● OBJETIVO A
Insira em uma lista JSON de strings as linhas dos registros, a partir da primeira linha e até a que contém "button[interactable]: 换行 —", com as duas inclusas. Use uma string por linha e deixe de fora as linhas em branco.

● TRECHO DO DOCUMENTO
┄┄┄┄┄┄

- O Estado de S.Paulo
Mais uma vez pode-se registrar a distância sideral que sempre existiu entre o PT e Gramsci
Era o ano de 2001. Uma plêiade de intelectuais de esquerda reuniu-se no histórico edifício da Faculdade de Filosofia da USP, na Rua Maria Antônia, para celebrar os 25 anos do Centro de Estudos de Cultura Contemporânea (Cedec) e “Pensar o Brasil”. Lua Nova n.º 54, publicação da entidade, registrou as exposições e os debates. Naquela época ainda se podia reunir intelectuais para esse tipo de discussão. Ao contrário do que ocorre hoje, o debate intelectual importava para a construção de referências visando a elaborar algum pensamento de fôlego sobre o País e o mundo.
“Articular transformação com conservação” foi o tema que norteou a exposição de Marco Aurélio Garcia. Resgatar aquela exposição não é importante apenas em razão do conteúdo, mas também pela importância que o expositor assumiu nos governos do PT durante os 15 anos seguintes.

┄┄┄┄┄┄

● MATERIAL FORNECIDO
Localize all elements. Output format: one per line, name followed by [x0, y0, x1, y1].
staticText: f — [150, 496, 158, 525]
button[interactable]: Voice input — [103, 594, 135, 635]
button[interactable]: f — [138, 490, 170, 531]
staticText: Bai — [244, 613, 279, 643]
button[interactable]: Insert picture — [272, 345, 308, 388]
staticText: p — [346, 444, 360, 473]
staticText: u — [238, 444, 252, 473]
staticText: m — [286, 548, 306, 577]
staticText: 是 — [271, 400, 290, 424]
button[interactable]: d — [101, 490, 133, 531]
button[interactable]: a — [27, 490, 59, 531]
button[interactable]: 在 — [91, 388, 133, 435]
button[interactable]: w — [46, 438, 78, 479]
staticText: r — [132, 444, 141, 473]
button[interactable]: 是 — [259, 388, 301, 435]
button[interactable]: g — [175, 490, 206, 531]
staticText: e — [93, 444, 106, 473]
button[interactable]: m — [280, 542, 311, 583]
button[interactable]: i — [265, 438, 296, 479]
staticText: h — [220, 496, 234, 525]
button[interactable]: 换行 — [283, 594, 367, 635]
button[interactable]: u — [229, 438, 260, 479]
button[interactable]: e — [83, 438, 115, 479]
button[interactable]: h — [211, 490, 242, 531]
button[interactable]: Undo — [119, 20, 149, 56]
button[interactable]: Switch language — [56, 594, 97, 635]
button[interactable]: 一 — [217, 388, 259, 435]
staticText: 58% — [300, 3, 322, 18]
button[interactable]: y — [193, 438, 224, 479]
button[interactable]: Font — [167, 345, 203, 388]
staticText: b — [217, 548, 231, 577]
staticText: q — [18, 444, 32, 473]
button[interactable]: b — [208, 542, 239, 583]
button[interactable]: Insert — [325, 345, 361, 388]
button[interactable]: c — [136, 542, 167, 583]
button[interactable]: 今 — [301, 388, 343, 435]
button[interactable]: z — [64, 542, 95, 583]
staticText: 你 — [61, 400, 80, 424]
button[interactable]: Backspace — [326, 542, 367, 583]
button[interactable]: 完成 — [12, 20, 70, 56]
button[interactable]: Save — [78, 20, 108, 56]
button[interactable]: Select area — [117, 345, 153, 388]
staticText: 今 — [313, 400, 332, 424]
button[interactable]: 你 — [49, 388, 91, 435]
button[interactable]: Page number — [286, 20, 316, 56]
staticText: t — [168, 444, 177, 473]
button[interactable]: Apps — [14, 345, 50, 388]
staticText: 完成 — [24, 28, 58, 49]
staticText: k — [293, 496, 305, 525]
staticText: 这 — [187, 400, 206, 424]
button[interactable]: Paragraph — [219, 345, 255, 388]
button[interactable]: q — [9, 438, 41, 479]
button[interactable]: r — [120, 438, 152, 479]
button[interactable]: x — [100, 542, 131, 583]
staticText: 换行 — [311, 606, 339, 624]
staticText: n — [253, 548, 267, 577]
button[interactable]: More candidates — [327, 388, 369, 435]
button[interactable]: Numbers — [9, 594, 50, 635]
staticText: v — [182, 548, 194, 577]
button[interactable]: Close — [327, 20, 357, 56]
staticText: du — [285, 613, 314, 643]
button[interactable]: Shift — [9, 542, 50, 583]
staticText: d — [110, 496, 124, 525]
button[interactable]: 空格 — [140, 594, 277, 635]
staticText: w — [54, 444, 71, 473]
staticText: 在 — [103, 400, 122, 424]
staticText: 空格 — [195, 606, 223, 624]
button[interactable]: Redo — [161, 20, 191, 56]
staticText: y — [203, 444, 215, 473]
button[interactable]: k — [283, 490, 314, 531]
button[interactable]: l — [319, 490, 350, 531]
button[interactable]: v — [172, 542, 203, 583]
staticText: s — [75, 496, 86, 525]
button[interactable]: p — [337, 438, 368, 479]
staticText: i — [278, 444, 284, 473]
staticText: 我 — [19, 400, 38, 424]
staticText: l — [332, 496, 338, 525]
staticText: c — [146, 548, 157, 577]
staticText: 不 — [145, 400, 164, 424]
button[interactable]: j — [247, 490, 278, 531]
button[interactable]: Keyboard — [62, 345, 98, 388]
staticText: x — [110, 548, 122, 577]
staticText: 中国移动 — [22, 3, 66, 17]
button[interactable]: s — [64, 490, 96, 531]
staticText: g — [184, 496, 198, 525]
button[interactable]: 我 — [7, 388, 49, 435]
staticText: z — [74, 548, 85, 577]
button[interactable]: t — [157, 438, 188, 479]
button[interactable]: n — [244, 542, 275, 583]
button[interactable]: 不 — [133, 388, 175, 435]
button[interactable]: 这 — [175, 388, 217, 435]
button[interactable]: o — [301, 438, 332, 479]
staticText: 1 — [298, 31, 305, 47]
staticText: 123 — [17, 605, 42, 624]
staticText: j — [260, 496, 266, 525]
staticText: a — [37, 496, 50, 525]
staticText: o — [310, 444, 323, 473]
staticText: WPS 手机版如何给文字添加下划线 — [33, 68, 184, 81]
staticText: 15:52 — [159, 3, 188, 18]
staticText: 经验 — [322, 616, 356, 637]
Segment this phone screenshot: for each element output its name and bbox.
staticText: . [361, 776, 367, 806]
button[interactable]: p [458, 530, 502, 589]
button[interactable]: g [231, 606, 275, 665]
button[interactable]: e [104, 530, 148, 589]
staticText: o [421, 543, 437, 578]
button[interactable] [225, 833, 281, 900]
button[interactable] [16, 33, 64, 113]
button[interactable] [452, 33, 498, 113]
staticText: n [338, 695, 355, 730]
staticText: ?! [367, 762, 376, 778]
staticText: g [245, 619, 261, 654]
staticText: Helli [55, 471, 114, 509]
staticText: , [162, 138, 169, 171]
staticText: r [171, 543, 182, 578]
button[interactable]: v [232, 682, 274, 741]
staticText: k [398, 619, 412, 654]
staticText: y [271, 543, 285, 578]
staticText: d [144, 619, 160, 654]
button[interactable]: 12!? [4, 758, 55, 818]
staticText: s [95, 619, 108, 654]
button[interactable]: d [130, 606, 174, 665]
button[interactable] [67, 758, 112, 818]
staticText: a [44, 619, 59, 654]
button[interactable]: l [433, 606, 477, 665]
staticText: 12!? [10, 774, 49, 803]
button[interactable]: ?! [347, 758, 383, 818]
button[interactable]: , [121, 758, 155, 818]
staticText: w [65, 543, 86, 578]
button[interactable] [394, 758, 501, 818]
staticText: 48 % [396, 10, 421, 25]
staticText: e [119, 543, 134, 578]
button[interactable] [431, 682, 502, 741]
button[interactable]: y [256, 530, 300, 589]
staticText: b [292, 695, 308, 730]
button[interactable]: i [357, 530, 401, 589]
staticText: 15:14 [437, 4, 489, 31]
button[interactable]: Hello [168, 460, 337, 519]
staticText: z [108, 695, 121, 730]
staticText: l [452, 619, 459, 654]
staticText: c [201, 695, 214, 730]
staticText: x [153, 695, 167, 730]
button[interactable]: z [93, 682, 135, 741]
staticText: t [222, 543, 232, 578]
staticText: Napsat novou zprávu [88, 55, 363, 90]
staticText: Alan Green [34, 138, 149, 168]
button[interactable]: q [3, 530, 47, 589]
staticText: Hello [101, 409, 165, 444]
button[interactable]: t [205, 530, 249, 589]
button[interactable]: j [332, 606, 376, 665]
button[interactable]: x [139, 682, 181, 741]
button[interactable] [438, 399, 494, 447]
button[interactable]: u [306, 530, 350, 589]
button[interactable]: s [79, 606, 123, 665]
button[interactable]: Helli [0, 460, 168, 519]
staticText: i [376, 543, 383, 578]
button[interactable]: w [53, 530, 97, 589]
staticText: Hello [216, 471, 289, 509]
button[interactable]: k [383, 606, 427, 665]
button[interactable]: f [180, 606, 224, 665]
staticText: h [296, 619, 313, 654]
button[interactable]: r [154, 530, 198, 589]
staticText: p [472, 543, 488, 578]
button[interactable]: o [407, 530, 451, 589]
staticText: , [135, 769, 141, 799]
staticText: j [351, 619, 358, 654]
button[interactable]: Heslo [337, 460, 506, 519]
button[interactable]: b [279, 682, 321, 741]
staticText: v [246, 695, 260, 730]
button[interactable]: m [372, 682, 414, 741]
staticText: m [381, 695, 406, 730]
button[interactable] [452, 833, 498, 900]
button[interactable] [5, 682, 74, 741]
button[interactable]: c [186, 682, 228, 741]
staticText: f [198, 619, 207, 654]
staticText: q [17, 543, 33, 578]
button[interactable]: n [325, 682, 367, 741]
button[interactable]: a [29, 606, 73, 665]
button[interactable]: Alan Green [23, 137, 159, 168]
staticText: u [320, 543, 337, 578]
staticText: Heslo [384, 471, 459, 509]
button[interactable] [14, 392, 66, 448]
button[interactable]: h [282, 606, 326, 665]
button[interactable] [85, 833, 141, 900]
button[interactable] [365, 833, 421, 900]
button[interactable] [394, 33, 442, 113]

┄┄┄┄┄┄

● OBJETIVO B
Liste, na ordem em que aparecem, todos os números escritos em algarismos no artigo sobre o PT e Gramsci.

● RESPOSTA DESENVOLVIDA A
[
  "Localize all elements. Output format: one per line, name followed by [x0, y0, x1, y1].",
  "staticText: f — [150, 496, 158, 525]",
  "button[interactable]: Voice input — [103, 594, 135, 635]",
  "button[interactable]: f — [138, 490, 170, 531]",
  "staticText: Bai — [244, 613, 279, 643]",
  "button[interactable]: Insert picture — [272, 345, 308, 388]",
  "staticText: p — [346, 444, 360, 473]",
  "staticText: u — [238, 444, 252, 473]",
  "staticText: m — [286, 548, 306, 577]",
  "staticText: 是 — [271, 400, 290, 424]",
  "button[interactable]: d — [101, 490, 133, 531]",
  "button[interactable]: a — [27, 490, 59, 531]",
  "button[interactable]: 在 — [91, 388, 133, 435]",
  "button[interactable]: w — [46, 438, 78, 479]",
  "staticText: r — [132, 444, 141, 473]",
  "button[interactable]: 是 — [259, 388, 301, 435]",
  "button[interactable]: g — [175, 490, 206, 531]",
  "staticText: e — [93, 444, 106, 473]",
  "button[interactable]: m — [280, 542, 311, 583]",
  "button[interactable]: i — [265, 438, 296, 479]",
  "staticText: h — [220, 496, 234, 525]",
  "button[interactable]: 换行 — [283, 594, 367, 635]"
]

● RESPOSTA DESENVOLVIDA B
2001, 25, 54, 15